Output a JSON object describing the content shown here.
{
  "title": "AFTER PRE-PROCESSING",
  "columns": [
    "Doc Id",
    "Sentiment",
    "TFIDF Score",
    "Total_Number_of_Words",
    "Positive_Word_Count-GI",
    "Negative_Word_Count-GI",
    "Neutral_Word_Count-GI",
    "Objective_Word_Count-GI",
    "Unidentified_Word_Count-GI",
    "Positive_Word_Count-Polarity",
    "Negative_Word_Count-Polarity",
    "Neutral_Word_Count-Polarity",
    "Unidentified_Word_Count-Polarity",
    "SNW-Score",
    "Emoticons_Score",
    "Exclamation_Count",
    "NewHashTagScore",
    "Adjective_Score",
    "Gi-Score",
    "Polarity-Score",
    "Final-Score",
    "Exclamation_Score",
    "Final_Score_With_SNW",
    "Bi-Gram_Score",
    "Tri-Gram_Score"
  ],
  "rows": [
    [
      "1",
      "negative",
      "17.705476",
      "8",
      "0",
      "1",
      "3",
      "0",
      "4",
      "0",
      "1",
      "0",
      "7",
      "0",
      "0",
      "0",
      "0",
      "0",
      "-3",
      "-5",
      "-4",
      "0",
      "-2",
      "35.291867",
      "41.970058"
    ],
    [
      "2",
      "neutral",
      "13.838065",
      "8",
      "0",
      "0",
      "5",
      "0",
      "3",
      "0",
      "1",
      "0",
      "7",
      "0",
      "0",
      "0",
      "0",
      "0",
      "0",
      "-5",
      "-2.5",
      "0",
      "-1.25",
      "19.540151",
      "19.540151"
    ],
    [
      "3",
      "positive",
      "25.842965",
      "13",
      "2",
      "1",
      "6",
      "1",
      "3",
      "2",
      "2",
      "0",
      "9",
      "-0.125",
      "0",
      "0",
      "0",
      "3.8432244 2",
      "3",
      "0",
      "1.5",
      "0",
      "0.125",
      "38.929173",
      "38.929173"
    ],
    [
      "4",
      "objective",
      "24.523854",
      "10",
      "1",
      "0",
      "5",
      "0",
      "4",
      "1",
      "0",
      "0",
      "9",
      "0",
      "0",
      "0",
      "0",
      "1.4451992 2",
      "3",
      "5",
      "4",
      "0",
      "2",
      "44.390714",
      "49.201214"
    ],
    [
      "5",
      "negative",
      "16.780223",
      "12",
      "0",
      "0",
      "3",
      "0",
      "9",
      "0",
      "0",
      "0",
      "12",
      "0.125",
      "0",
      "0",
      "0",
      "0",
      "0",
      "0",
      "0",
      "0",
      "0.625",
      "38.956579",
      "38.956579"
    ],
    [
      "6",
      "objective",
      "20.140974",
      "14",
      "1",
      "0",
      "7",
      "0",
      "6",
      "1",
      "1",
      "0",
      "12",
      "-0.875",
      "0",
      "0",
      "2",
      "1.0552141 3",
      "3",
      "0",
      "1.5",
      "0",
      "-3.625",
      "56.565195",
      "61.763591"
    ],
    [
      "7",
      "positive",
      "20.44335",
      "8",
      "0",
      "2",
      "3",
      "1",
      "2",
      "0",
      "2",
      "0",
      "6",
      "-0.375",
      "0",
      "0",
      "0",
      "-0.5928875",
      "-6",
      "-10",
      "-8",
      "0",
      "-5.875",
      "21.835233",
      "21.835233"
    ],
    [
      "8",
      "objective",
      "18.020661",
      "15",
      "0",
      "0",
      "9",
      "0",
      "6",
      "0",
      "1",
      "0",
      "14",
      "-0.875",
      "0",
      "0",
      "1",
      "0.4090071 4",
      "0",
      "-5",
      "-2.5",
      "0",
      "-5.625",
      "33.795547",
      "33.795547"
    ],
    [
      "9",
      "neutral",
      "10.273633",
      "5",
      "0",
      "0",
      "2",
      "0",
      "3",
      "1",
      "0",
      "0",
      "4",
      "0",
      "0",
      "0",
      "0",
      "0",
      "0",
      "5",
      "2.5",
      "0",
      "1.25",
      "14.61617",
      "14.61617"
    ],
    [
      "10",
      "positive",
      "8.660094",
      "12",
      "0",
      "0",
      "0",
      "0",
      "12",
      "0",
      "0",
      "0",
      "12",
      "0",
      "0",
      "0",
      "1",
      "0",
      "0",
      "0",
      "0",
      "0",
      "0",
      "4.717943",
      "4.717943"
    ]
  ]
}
··········
◆ **WHAT YOU WILL DO**:
Repeat all the entries exactly as given.

◆ **TASK RESPONSE**:
Output a JSON object describing the content shown here.
{
  "title": "AFTER PRE-PROCESSING",
  "columns": [
    "Doc Id",
    "Sentiment",
    "TFIDF Score",
    "Total_Number_of_Words",
    "Positive_Word_Count-GI",
    "Negative_Word_Count-GI",
    "Neutral_Word_Count-GI",
    "Objective_Word_Count-GI",
    "Unidentified_Word_Count-GI",
    "Positive_Word_Count-Polarity",
    "Negative_Word_Count-Polarity",
    "Neutral_Word_Count-Polarity",
    "Unidentified_Word_Count-Polarity",
    "SNW-Score",
    "Emoticons_Score",
    "Exclamation_Count",
    "NewHashTagScore",
    "Adjective_Score",
    "Gi-Score",
    "Polarity-Score",
    "Final-Score",
    "Exclamation_Score",
    "Final_Score_With_SNW",
    "Bi-Gram_Score",
    "Tri-Gram_Score"
  ],
  "rows": [
    [
      "1",
      "negative",
      "17.705476",
      "8",
      "0",
      "1",
      "3",
      "0",
      "4",
      "0",
      "1",
      "0",
      "7",
      "0",
      "0",
      "0",
      "0",
      "0",
      "-3",
      "-5",
      "-4",
      "0",
      "-2",
      "35.291867",
      "41.970058"
    ],
    [
      "2",
      "neutral",
      "13.838065",
      "8",
      "0",
      "0",
      "5",
      "0",
      "3",
      "0",
      "1",
      "0",
      "7",
      "0",
      "0",
      "0",
      "0",
      "0",
      "0",
      "-5",
      "-2.5",
      "0",
      "-1.25",
      "19.540151",
      "19.540151"
    ],
    [
      "3",
      "positive",
      "25.842965",
      "13",
      "2",
      "1",
      "6",
      "1",
      "3",
      "2",
      "2",
      "0",
      "9",
      "-0.125",
      "0",
      "0",
      "0",
      "3.8432244 2",
      "3",
      "0",
      "1.5",
      "0",
      "0.125",
      "38.929173",
      "38.929173"
    ],
    [
      "4",
      "objective",
      "24.523854",
      "10",
      "1",
      "0",
      "5",
      "0",
      "4",
      "1",
      "0",
      "0",
      "9",
      "0",
      "0",
      "0",
      "0",
      "1.4451992 2",
      "3",
      "5",
      "4",
      "0",
      "2",
      "44.390714",
      "49.201214"
    ],
    [
      "5",
      "negative",
      "16.780223",
      "12",
      "0",
      "0",
      "3",
      "0",
      "9",
      "0",
      "0",
      "0",
      "12",
      "0.125",
      "0",
      "0",
      "0",
      "0",
      "0",
      "0",
      "0",
      "0",
      "0.625",
      "38.956579",
      "38.956579"
    ],
    [
      "6",
      "objective",
      "20.140974",
      "14",
      "1",
      "0",
      "7",
      "0",
      "6",
      "1",
      "1",
      "0",
      "12",
      "-0.875",
      "0",
      "0",
      "2",
      "1.0552141 3",
      "3",
      "0",
      "1.5",
      "0",
      "-3.625",
      "56.565195",
      "61.763591"
    ],
    [
      "7",
      "positive",
      "20.44335",
      "8",
      "0",
      "2",
      "3",
      "1",
      "2",
      "0",
      "2",
      "0",
      "6",
      "-0.375",
      "0",
      "0",
      "0",
      "-0.5928875",
      "-6",
      "-10",
      "-8",
      "0",
      "-5.875",
      "21.835233",
      "21.835233"
    ],
    [
      "8",
      "objective",
      "18.020661",
      "15",
      "0",
      "0",
      "9",
      "0",
      "6",
      "0",
      "1",
      "0",
      "14",
      "-0.875",
      "0",
      "0",
      "1",
      "0.4090071 4",
      "0",
      "-5",
      "-2.5",
      "0",
      "-5.625",
      "33.795547",
      "33.795547"
    ],
    [
      "9",
      "neutral",
      "10.273633",
      "5",
      "0",
      "0",
      "2",
      "0",
      "3",
      "1",
      "0",
      "0",
      "4",
      "0",
      "0",
      "0",
      "0",
      "0",
      "0",
      "5",
      "2.5",
      "0",
      "1.25",
      "14.61617",
      "14.61617"
    ],
    [
      "10",
      "positive",
      "8.660094",
      "12",
      "0",
      "0",
      "0",
      "0",
      "12",
      "0",
      "0",
      "0",
      "12",
      "0",
      "0",
      "0",
      "1",
      "0",
      "0",
      "0",
      "0",
      "0",
      "0",
      "4.717943",
      "4.717943"
    ]
  ]
}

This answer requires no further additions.